* **STATED TASK**
Write out the data again in full, exactly as it reads.

[A block of data]
▶
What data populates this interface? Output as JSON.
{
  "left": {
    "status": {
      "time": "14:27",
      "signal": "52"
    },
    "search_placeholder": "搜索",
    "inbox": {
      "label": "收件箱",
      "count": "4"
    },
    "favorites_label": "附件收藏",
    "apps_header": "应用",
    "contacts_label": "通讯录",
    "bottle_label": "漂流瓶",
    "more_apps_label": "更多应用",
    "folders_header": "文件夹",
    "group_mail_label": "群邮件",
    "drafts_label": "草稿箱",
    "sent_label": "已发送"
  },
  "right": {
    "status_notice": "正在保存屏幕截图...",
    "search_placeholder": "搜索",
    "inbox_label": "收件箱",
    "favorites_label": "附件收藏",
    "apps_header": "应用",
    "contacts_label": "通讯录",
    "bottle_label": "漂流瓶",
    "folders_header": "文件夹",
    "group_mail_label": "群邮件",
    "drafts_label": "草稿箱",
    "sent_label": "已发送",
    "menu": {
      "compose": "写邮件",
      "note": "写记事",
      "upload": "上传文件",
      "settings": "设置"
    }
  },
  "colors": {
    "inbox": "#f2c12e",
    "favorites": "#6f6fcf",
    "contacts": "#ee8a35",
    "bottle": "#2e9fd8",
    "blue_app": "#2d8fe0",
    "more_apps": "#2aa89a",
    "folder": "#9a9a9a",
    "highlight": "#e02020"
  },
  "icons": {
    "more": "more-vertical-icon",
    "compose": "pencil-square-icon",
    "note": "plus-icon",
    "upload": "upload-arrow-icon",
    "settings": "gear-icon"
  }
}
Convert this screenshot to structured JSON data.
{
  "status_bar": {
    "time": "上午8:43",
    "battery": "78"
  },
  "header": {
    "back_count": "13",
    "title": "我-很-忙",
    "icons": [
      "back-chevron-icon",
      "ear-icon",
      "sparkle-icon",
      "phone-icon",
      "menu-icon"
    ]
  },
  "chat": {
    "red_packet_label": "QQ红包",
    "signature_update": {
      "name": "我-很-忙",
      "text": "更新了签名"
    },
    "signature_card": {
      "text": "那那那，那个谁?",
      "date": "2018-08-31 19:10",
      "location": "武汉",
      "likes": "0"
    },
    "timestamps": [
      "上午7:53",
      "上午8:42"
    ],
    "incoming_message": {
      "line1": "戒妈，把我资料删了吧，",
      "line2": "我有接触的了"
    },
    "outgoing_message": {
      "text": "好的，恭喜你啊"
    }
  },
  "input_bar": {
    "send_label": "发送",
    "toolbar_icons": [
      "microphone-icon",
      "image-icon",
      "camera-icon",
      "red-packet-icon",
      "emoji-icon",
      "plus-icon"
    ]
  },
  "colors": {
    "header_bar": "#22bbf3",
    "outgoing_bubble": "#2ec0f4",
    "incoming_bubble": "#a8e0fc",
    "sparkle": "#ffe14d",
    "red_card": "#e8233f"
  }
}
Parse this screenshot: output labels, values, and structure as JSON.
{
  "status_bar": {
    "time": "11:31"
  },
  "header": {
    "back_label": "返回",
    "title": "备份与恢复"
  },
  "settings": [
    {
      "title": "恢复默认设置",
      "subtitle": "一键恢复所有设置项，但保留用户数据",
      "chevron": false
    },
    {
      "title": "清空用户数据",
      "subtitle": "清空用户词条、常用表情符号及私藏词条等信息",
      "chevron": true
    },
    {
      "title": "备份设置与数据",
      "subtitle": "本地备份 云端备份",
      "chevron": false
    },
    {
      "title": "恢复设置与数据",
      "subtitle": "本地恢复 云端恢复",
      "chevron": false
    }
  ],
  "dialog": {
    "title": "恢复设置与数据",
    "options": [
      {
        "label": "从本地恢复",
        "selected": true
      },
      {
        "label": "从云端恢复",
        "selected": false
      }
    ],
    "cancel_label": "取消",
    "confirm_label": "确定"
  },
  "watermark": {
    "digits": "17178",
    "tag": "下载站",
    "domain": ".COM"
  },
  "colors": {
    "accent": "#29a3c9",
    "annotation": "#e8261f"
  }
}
◀
* **FULL RESPONSE**
What data populates this interface? Output as JSON.
{
  "left": {
    "status": {
      "time": "14:27",
      "signal": "52"
    },
    "search_placeholder": "搜索",
    "inbox": {
      "label": "收件箱",
      "count": "4"
    },
    "favorites_label": "附件收藏",
    "apps_header": "应用",
    "contacts_label": "通讯录",
    "bottle_label": "漂流瓶",
    "more_apps_label": "更多应用",
    "folders_header": "文件夹",
    "group_mail_label": "群邮件",
    "drafts_label": "草稿箱",
    "sent_label": "已发送"
  },
  "right": {
    "status_notice": "正在保存屏幕截图...",
    "search_placeholder": "搜索",
    "inbox_label": "收件箱",
    "favorites_label": "附件收藏",
    "apps_header": "应用",
    "contacts_label": "通讯录",
    "bottle_label": "漂流瓶",
    "folders_header": "文件夹",
    "group_mail_label": "群邮件",
    "drafts_label": "草稿箱",
    "sent_label": "已发送",
    "menu": {
      "compose": "写邮件",
      "note": "写记事",
      "upload": "上传文件",
      "settings": "设置"
    }
  },
  "colors": {
    "inbox": "#f2c12e",
    "favorites": "#6f6fcf",
    "contacts": "#ee8a35",
    "bottle": "#2e9fd8",
    "blue_app": "#2d8fe0",
    "more_apps": "#2aa89a",
    "folder": "#9a9a9a",
    "highlight": "#e02020"
  },
  "icons": {
    "more": "more-vertical-icon",
    "compose": "pencil-square-icon",
    "note": "plus-icon",
    "upload": "upload-arrow-icon",
    "settings": "gear-icon"
  }
}
Convert this screenshot to structured JSON data.
{
  "status_bar": {
    "time": "上午8:43",
    "battery": "78"
  },
  "header": {
    "back_count": "13",
    "title": "我-很-忙",
    "icons": [
      "back-chevron-icon",
      "ear-icon",
      "sparkle-icon",
      "phone-icon",
      "menu-icon"
    ]
  },
  "chat": {
    "red_packet_label": "QQ红包",
    "signature_update": {
      "name": "我-很-忙",
      "text": "更新了签名"
    },
    "signature_card": {
      "text": "那那那，那个谁?",
      "date": "2018-08-31 19:10",
      "location": "武汉",
      "likes": "0"
    },
    "timestamps": [
      "上午7:53",
      "上午8:42"
    ],
    "incoming_message": {
      "line1": "戒妈，把我资料删了吧，",
      "line2": "我有接触的了"
    },
    "outgoing_message": {
      "text": "好的，恭喜你啊"
    }
  },
  "input_bar": {
    "send_label": "发送",
    "toolbar_icons": [
      "microphone-icon",
      "image-icon",
      "camera-icon",
      "red-packet-icon",
      "emoji-icon",
      "plus-icon"
    ]
  },
  "colors": {
    "header_bar": "#22bbf3",
    "outgoing_bubble": "#2ec0f4",
    "incoming_bubble": "#a8e0fc",
    "sparkle": "#ffe14d",
    "red_card": "#e8233f"
  }
}
Parse this screenshot: output labels, values, and structure as JSON.
{
  "status_bar": {
    "time": "11:31"
  },
  "header": {
    "back_label": "返回",
    "title": "备份与恢复"
  },
  "settings": [
    {
      "title": "恢复默认设置",
      "subtitle": "一键恢复所有设置项，但保留用户数据",
      "chevron": false
    },
    {
      "title": "清空用户数据",
      "subtitle": "清空用户词条、常用表情符号及私藏词条等信息",
      "chevron": true
    },
    {
      "title": "备份设置与数据",
      "subtitle": "本地备份 云端备份",
      "chevron": false
    },
    {
      "title": "恢复设置与数据",
      "subtitle": "本地恢复 云端恢复",
      "chevron": false
    }
  ],
  "dialog": {
    "title": "恢复设置与数据",
    "options": [
      {
        "label": "从本地恢复",
        "selected": true
      },
      {
        "label": "从云端恢复",
        "selected": false
      }
    ],
    "cancel_label": "取消",
    "confirm_label": "确定"
  },
  "watermark": {
    "digits": "17178",
    "tag": "下载站",
    "domain": ".COM"
  },
  "colors": {
    "accent": "#29a3c9",
    "annotation": "#e8261f"
  }
}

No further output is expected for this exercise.